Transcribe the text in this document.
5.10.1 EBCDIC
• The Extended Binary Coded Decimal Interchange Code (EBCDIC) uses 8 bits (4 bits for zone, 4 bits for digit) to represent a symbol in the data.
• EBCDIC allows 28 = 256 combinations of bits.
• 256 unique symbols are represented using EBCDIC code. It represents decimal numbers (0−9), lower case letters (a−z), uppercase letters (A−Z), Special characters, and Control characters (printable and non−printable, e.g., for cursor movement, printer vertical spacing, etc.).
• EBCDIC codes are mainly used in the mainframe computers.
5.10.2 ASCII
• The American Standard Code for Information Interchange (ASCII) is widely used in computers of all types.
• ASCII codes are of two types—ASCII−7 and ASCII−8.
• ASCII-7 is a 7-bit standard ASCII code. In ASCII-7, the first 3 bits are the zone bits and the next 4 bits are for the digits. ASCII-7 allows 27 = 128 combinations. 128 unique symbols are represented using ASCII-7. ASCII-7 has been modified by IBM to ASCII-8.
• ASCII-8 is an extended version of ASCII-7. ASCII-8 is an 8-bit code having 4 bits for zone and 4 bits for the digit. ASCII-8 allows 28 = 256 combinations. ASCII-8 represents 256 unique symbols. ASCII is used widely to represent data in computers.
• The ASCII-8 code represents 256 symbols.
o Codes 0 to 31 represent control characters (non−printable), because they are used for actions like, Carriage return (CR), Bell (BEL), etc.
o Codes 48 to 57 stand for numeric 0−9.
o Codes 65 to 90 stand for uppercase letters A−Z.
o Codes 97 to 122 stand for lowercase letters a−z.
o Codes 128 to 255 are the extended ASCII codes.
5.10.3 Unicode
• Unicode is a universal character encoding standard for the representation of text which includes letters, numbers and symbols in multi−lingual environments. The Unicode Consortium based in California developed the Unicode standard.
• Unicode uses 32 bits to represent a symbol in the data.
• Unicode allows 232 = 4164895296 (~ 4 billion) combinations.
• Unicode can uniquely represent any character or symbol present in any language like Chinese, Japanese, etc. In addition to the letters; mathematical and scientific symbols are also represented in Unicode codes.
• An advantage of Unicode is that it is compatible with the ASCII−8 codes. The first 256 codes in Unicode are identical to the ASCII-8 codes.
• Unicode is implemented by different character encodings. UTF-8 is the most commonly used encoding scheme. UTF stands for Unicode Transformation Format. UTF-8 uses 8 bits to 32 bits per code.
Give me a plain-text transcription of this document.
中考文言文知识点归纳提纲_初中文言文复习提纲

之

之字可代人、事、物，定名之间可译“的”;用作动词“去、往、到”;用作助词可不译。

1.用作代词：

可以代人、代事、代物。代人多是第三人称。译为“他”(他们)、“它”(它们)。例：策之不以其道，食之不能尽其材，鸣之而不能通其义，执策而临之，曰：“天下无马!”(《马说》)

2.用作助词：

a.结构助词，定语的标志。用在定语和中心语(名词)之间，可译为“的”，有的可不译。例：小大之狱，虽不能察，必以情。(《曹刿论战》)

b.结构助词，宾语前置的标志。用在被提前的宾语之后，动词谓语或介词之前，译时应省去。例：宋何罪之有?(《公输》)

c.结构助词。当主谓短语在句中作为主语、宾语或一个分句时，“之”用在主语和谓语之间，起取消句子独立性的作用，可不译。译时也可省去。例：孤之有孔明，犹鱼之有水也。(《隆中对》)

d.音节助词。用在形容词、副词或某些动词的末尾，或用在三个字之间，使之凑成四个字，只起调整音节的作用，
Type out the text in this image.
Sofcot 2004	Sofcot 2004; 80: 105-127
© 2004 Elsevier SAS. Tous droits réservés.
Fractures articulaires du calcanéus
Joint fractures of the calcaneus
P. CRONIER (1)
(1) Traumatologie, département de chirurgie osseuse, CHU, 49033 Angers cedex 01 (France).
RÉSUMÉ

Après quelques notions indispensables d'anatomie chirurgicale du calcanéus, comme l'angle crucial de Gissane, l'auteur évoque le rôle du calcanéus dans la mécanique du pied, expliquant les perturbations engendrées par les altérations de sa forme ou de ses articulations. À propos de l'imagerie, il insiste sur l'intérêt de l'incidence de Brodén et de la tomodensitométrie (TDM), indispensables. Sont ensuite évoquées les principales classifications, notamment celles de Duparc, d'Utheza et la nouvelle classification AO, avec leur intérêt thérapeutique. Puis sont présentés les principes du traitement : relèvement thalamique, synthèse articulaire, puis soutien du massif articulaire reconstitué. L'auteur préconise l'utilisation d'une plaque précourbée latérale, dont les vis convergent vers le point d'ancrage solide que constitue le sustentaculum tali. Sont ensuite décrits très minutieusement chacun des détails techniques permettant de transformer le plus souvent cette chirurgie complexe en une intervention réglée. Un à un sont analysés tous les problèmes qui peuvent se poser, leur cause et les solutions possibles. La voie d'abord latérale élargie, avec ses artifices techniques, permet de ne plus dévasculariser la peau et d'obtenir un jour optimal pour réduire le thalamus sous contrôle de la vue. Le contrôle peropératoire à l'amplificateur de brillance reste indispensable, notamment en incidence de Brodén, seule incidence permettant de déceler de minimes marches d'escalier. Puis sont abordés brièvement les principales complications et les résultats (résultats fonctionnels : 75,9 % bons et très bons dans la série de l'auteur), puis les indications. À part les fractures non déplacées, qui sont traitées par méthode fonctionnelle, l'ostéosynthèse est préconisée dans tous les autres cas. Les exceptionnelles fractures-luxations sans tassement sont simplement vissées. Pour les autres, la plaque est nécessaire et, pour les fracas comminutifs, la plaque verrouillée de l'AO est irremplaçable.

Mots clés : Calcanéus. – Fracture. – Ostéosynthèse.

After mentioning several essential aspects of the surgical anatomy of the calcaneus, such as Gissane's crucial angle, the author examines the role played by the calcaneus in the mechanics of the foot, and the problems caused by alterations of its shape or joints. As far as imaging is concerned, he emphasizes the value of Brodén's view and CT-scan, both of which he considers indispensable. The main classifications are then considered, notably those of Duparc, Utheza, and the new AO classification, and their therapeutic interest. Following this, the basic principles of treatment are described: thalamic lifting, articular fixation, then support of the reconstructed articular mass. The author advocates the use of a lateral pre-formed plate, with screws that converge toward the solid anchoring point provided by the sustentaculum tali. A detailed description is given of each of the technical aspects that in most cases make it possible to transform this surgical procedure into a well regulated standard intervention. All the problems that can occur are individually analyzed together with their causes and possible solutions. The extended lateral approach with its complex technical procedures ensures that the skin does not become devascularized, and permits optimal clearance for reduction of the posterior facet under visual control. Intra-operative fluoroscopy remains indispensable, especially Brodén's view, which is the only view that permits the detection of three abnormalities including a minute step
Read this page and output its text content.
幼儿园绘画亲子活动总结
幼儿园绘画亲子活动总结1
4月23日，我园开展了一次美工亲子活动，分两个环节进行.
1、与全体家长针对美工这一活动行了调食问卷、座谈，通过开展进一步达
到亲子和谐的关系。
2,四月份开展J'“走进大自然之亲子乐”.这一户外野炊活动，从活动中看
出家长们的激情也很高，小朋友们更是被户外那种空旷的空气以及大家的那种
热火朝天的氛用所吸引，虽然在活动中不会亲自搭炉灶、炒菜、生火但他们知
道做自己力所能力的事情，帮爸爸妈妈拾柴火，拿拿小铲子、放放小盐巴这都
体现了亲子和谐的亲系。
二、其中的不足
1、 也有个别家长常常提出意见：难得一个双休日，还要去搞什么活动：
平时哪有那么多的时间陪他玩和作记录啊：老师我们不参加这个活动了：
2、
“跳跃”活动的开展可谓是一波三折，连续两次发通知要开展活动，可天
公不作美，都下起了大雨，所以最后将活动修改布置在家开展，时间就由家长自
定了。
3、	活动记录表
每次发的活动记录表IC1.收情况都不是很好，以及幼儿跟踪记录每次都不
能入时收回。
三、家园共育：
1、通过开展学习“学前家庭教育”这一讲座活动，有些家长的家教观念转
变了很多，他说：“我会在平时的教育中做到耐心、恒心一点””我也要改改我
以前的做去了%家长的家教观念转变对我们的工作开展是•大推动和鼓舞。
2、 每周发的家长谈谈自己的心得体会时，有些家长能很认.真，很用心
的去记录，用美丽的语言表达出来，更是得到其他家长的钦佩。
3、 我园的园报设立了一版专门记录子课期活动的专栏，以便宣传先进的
━━━━━━━━━━━━━━━━━━━━━━━━━━━━━━
→ **TASK BRIEF**
Print from the line containing "Read this page and output its text content." to the last line above, exactly as written.

→ **SOLUTION TO THE PROBLEM**
Read this page and output its text content.
幼儿园绘画亲子活动总结
幼儿园绘画亲子活动总结1
4月23日，我园开展了一次美工亲子活动，分两个环节进行.
1、与全体家长针对美工这一活动行了调食问卷、座谈，通过开展进一步达
到亲子和谐的关系。
2,四月份开展J'“走进大自然之亲子乐”.这一户外野炊活动，从活动中看
出家长们的激情也很高，小朋友们更是被户外那种空旷的空气以及大家的那种
热火朝天的氛用所吸引，虽然在活动中不会亲自搭炉灶、炒菜、生火但他们知
道做自己力所能力的事情，帮爸爸妈妈拾柴火，拿拿小铲子、放放小盐巴这都
体现了亲子和谐的亲系。
二、其中的不足
1、 也有个别家长常常提出意见：难得一个双休日，还要去搞什么活动：
平时哪有那么多的时间陪他玩和作记录啊：老师我们不参加这个活动了：
2、
“跳跃”活动的开展可谓是一波三折，连续两次发通知要开展活动，可天
公不作美，都下起了大雨，所以最后将活动修改布置在家开展，时间就由家长自
定了。
3、	活动记录表
每次发的活动记录表IC1.收情况都不是很好，以及幼儿跟踪记录每次都不
能入时收回。
三、家园共育：
1、通过开展学习“学前家庭教育”这一讲座活动，有些家长的家教观念转
变了很多，他说：“我会在平时的教育中做到耐心、恒心一点””我也要改改我
以前的做去了%家长的家教观念转变对我们的工作开展是•大推动和鼓舞。
2、 每周发的家长谈谈自己的心得体会时，有些家长能很认.真，很用心
的去记录，用美丽的语言表达出来，更是得到其他家长的钦佩。
3、 我园的园报设立了一版专门记录子课期活动的专栏，以便宣传先进的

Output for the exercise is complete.